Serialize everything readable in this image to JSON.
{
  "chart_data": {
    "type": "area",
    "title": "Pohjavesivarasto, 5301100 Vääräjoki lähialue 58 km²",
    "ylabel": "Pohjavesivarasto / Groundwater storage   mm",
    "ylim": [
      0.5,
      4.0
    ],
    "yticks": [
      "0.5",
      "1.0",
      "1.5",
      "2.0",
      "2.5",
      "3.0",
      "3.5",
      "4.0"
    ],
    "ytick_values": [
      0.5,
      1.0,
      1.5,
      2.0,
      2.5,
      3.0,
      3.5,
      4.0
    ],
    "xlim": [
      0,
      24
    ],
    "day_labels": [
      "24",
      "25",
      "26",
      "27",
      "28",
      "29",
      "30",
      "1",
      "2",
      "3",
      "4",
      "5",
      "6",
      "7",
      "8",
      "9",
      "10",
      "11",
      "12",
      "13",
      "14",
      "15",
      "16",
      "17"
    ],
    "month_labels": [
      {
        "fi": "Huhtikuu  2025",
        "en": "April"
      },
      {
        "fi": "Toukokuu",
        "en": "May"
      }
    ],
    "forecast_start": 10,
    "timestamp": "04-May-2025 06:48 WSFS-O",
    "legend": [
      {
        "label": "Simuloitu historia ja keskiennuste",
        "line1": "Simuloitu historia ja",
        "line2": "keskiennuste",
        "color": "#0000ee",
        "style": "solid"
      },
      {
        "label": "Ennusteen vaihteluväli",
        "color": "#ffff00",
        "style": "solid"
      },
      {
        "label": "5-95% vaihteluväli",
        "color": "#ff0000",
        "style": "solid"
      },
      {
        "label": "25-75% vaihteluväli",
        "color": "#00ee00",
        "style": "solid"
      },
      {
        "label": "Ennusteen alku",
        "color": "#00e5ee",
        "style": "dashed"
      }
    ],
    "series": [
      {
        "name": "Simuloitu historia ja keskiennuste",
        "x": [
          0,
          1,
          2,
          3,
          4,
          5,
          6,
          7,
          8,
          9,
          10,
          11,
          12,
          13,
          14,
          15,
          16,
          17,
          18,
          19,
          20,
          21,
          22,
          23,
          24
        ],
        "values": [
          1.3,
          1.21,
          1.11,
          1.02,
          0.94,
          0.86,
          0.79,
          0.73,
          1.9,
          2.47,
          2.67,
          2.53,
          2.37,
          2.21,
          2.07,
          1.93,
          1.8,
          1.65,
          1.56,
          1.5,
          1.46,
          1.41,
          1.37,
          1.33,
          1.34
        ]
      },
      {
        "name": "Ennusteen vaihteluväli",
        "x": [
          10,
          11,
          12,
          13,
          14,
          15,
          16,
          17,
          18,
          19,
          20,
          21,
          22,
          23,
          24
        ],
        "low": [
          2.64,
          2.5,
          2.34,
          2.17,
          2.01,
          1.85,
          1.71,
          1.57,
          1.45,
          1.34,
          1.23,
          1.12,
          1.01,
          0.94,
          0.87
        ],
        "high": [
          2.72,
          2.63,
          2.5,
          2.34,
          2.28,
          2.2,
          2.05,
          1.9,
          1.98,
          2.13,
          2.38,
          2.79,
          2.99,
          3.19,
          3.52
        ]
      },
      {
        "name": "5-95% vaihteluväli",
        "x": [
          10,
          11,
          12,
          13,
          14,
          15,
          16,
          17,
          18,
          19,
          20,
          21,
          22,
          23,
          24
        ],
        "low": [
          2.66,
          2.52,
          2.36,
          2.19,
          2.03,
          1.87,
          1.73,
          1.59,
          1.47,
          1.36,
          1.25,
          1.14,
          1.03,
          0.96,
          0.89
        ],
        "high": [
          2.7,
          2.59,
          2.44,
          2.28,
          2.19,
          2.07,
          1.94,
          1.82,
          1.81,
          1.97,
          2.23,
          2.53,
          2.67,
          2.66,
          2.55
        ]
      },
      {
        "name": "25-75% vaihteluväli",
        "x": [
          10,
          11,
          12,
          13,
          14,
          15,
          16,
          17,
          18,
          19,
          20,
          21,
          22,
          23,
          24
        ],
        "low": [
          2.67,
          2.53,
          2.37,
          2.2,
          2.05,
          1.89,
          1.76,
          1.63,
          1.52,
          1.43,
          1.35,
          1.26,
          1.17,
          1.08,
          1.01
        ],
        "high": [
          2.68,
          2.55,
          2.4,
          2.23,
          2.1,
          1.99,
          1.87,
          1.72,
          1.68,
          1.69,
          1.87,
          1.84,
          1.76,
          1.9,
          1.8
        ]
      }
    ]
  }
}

• TASK TO COMPLETE:
Copy down the whole of the data above, matching it exactly.

• ANSWER TO THIS PROBLEM:
Serialize everything readable in this image to JSON.
{
  "chart_data": {
    "type": "area",
    "title": "Pohjavesivarasto, 5301100 Vääräjoki lähialue 58 km²",
    "ylabel": "Pohjavesivarasto / Groundwater storage   mm",
    "ylim": [
      0.5,
      4.0
    ],
    "yticks": [
      "0.5",
      "1.0",
      "1.5",
      "2.0",
      "2.5",
      "3.0",
      "3.5",
      "4.0"
    ],
    "ytick_values": [
      0.5,
      1.0,
      1.5,
      2.0,
      2.5,
      3.0,
      3.5,
      4.0
    ],
    "xlim": [
      0,
      24
    ],
    "day_labels": [
      "24",
      "25",
      "26",
      "27",
      "28",
      "29",
      "30",
      "1",
      "2",
      "3",
      "4",
      "5",
      "6",
      "7",
      "8",
      "9",
      "10",
      "11",
      "12",
      "13",
      "14",
      "15",
      "16",
      "17"
    ],
    "month_labels": [
      {
        "fi": "Huhtikuu  2025",
        "en": "April"
      },
      {
        "fi": "Toukokuu",
        "en": "May"
      }
    ],
    "forecast_start": 10,
    "timestamp": "04-May-2025 06:48 WSFS-O",
    "legend": [
      {
        "label": "Simuloitu historia ja keskiennuste",
        "line1": "Simuloitu historia ja",
        "line2": "keskiennuste",
        "color": "#0000ee",
        "style": "solid"
      },
      {
        "label": "Ennusteen vaihteluväli",
        "color": "#ffff00",
        "style": "solid"
      },
      {
        "label": "5-95% vaihteluväli",
        "color": "#ff0000",
        "style": "solid"
      },
      {
        "label": "25-75% vaihteluväli",
        "color": "#00ee00",
        "style": "solid"
      },
      {
        "label": "Ennusteen alku",
        "color": "#00e5ee",
        "style": "dashed"
      }
    ],
    "series": [
      {
        "name": "Simuloitu historia ja keskiennuste",
        "x": [
          0,
          1,
          2,
          3,
          4,
          5,
          6,
          7,
          8,
          9,
          10,
          11,
          12,
          13,
          14,
          15,
          16,
          17,
          18,
          19,
          20,
          21,
          22,
          23,
          24
        ],
        "values": [
          1.3,
          1.21,
          1.11,
          1.02,
          0.94,
          0.86,
          0.79,
          0.73,
          1.9,
          2.47,
          2.67,
          2.53,
          2.37,
          2.21,
          2.07,
          1.93,
          1.8,
          1.65,
          1.56,
          1.5,
          1.46,
          1.41,
          1.37,
          1.33,
          1.34
        ]
      },
      {
        "name": "Ennusteen vaihteluväli",
        "x": [
          10,
          11,
          12,
          13,
          14,
          15,
          16,
          17,
          18,
          19,
          20,
          21,
          22,
          23,
          24
        ],
        "low": [
          2.64,
          2.5,
          2.34,
          2.17,
          2.01,
          1.85,
          1.71,
          1.57,
          1.45,
          1.34,
          1.23,
          1.12,
          1.01,
          0.94,
          0.87
        ],
        "high": [
          2.72,
          2.63,
          2.5,
          2.34,
          2.28,
          2.2,
          2.05,
          1.9,
          1.98,
          2.13,
          2.38,
          2.79,
          2.99,
          3.19,
          3.52
        ]
      },
      {
        "name": "5-95% vaihteluväli",
        "x": [
          10,
          11,
          12,
          13,
          14,
          15,
          16,
          17,
          18,
          19,
          20,
          21,
          22,
          23,
          24
        ],
        "low": [
          2.66,
          2.52,
          2.36,
          2.19,
          2.03,
          1.87,
          1.73,
          1.59,
          1.47,
          1.36,
          1.25,
          1.14,
          1.03,
          0.96,
          0.89
        ],
        "high": [
          2.7,
          2.59,
          2.44,
          2.28,
          2.19,
          2.07,
          1.94,
          1.82,
          1.81,
          1.97,
          2.23,
          2.53,
          2.67,
          2.66,
          2.55
        ]
      },
      {
        "name": "25-75% vaihteluväli",
        "x": [
          10,
          11,
          12,
          13,
          14,
          15,
          16,
          17,
          18,
          19,
          20,
          21,
          22,
          23,
          24
        ],
        "low": [
          2.67,
          2.53,
          2.37,
          2.2,
          2.05,
          1.89,
          1.76,
          1.63,
          1.52,
          1.43,
          1.35,
          1.26,
          1.17,
          1.08,
          1.01
        ],
        "high": [
          2.68,
          2.55,
          2.4,
          2.23,
          2.1,
          1.99,
          1.87,
          1.72,
          1.68,
          1.69,
          1.87,
          1.84,
          1.76,
          1.9,
          1.8
        ]
      }
    ]
  }
}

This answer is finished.